* [Data records]
________________________________________
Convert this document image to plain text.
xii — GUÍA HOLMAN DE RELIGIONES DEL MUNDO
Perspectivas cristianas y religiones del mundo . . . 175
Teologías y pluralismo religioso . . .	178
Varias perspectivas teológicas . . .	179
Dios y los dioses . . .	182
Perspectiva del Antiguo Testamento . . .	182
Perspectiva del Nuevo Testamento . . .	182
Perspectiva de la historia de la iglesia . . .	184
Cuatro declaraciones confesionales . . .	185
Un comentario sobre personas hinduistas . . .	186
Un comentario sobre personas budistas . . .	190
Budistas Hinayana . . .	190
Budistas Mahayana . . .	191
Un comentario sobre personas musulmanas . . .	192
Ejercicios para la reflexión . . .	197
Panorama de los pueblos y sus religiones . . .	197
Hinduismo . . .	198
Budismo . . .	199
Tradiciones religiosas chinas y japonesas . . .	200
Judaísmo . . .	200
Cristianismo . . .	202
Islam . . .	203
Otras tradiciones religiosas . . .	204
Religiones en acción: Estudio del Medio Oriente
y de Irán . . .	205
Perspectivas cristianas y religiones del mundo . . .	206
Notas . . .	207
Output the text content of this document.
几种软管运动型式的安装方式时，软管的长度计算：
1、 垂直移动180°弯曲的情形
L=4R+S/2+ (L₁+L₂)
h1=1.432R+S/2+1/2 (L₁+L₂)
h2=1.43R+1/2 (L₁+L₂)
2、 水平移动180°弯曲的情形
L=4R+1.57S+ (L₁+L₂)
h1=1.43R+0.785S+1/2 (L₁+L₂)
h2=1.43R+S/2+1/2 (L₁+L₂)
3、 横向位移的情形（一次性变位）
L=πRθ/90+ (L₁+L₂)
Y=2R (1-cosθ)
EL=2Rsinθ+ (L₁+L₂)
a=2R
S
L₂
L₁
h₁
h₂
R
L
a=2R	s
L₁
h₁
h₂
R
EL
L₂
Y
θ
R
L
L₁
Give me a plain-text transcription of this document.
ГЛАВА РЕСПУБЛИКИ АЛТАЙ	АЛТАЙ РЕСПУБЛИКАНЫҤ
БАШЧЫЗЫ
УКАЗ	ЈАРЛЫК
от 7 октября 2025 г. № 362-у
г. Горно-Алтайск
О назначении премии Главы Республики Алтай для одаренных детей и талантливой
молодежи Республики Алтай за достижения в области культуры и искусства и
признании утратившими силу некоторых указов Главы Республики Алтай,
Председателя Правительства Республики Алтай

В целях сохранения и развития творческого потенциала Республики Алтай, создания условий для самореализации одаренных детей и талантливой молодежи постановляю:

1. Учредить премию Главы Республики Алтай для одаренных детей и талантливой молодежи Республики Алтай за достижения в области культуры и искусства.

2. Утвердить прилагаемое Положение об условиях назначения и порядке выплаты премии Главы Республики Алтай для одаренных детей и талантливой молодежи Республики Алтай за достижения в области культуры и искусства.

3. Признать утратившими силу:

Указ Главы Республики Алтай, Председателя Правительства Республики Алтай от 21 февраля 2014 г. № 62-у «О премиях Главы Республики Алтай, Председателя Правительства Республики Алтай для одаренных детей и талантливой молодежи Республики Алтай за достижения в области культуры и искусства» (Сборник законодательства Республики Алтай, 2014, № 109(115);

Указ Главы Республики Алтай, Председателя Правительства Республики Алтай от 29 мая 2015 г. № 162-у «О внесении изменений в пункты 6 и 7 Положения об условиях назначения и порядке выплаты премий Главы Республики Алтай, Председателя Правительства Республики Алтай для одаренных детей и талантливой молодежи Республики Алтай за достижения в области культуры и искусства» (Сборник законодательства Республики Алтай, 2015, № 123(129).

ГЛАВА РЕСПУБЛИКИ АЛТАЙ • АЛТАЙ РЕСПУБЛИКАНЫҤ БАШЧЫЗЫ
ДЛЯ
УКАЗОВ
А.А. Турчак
________________________________________
* [Exercise prompt]
Display every line of the listing that contains the string "премии".

* [Task solution]
О назначении премии Главы Республики Алтай для одаренных детей и талантливой
2. Утвердить прилагаемое Положение об условиях назначения и порядке выплаты премии Главы Республики Алтай для одаренных детей и талантливой молодежи Республики Алтай за достижения в области культуры и искусства.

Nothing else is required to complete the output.